[Challenge]
Using the data beneath, show every line that includes the word "name".

[Given entries]
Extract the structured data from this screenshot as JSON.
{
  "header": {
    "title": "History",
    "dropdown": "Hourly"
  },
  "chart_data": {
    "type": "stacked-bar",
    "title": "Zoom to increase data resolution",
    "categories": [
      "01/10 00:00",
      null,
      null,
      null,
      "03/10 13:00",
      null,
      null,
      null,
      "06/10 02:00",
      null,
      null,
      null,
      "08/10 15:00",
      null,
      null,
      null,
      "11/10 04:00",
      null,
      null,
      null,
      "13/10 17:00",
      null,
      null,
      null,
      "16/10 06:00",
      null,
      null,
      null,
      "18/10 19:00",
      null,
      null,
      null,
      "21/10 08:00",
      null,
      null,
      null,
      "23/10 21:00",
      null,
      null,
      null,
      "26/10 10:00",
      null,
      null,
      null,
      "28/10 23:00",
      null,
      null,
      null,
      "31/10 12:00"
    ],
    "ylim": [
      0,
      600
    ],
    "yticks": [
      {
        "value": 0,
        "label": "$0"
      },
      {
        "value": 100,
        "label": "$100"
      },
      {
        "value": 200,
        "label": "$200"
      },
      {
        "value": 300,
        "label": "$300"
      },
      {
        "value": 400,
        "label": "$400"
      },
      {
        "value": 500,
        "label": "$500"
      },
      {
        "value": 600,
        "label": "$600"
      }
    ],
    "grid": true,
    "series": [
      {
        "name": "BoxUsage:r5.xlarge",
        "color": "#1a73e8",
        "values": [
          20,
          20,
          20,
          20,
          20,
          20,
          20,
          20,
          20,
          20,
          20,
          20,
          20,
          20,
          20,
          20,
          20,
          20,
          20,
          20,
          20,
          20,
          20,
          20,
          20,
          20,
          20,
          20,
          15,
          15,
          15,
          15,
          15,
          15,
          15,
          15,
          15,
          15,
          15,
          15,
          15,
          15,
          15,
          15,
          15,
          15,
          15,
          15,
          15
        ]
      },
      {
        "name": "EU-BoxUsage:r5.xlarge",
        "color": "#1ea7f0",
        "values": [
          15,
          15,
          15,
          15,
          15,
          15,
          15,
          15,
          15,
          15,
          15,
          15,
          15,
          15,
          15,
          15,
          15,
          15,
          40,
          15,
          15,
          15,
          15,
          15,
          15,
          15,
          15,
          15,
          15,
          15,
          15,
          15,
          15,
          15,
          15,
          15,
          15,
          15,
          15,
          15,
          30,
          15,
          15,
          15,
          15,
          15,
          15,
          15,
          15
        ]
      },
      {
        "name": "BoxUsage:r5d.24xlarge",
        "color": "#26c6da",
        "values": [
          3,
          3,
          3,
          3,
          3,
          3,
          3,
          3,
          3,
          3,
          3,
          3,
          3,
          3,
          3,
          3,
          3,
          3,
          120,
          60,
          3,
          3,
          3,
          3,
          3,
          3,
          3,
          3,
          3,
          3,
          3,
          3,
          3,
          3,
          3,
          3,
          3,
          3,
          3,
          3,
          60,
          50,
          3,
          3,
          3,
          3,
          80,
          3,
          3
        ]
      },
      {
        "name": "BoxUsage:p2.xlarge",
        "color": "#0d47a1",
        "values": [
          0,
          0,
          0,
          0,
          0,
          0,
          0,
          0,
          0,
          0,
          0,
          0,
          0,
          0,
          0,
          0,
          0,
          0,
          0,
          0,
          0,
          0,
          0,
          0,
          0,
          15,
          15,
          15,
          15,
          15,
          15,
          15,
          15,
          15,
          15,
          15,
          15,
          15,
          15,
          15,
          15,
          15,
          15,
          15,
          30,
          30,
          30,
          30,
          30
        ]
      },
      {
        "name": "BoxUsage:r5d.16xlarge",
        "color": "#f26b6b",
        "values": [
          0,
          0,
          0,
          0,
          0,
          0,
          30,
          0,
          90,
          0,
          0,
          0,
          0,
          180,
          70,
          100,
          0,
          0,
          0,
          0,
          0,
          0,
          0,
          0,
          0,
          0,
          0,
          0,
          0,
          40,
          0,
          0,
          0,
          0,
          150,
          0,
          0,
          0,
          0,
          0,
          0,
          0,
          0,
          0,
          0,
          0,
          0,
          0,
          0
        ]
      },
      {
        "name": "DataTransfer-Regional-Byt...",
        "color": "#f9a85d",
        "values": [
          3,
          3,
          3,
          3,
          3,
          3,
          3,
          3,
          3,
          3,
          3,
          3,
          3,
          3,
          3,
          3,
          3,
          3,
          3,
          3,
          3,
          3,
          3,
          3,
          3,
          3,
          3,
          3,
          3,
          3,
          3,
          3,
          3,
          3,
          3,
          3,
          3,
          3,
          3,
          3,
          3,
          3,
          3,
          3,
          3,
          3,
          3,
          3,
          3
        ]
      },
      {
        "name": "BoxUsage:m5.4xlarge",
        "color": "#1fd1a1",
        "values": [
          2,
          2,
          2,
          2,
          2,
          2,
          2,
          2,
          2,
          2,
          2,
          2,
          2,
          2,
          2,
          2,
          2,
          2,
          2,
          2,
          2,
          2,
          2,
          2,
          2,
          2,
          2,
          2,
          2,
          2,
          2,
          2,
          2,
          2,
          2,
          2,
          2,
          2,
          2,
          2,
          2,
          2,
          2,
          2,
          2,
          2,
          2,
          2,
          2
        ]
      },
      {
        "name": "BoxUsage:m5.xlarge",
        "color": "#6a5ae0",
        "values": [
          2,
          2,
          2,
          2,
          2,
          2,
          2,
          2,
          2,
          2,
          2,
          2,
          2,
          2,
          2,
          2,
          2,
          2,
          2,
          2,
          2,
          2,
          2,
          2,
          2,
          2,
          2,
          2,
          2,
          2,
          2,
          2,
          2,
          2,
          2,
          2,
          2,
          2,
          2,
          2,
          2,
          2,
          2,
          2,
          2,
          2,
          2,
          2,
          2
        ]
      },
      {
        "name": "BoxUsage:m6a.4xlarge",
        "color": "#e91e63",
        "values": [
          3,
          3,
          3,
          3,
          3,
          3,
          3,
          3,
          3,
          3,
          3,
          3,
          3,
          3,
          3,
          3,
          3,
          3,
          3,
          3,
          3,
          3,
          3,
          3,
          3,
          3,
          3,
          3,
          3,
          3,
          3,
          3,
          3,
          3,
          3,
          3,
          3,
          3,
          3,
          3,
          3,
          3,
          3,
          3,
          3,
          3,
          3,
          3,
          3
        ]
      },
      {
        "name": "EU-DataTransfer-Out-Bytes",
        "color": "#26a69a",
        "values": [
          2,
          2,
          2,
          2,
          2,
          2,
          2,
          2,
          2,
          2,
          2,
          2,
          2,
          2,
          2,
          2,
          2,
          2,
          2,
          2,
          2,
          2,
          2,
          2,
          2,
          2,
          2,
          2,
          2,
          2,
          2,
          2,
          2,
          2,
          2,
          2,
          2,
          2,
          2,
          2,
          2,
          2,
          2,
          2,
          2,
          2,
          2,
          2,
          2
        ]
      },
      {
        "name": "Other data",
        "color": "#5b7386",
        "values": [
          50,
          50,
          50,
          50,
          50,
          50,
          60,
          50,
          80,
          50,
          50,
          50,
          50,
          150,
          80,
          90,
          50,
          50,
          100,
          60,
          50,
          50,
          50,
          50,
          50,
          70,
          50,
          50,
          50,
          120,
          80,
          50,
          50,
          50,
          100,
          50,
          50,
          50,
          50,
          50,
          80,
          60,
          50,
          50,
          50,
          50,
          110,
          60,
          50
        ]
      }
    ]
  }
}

[Full response]
        "name": "BoxUsage:r5.xlarge",
        "name": "EU-BoxUsage:r5.xlarge",
        "name": "BoxUsage:r5d.24xlarge",
        "name": "BoxUsage:p2.xlarge",
        "name": "BoxUsage:r5d.16xlarge",
        "name": "DataTransfer-Regional-Byt...",
        "name": "BoxUsage:m5.4xlarge",
        "name": "BoxUsage:m5.xlarge",
        "name": "BoxUsage:m6a.4xlarge",
        "name": "EU-DataTransfer-Out-Bytes",
        "name": "Other data",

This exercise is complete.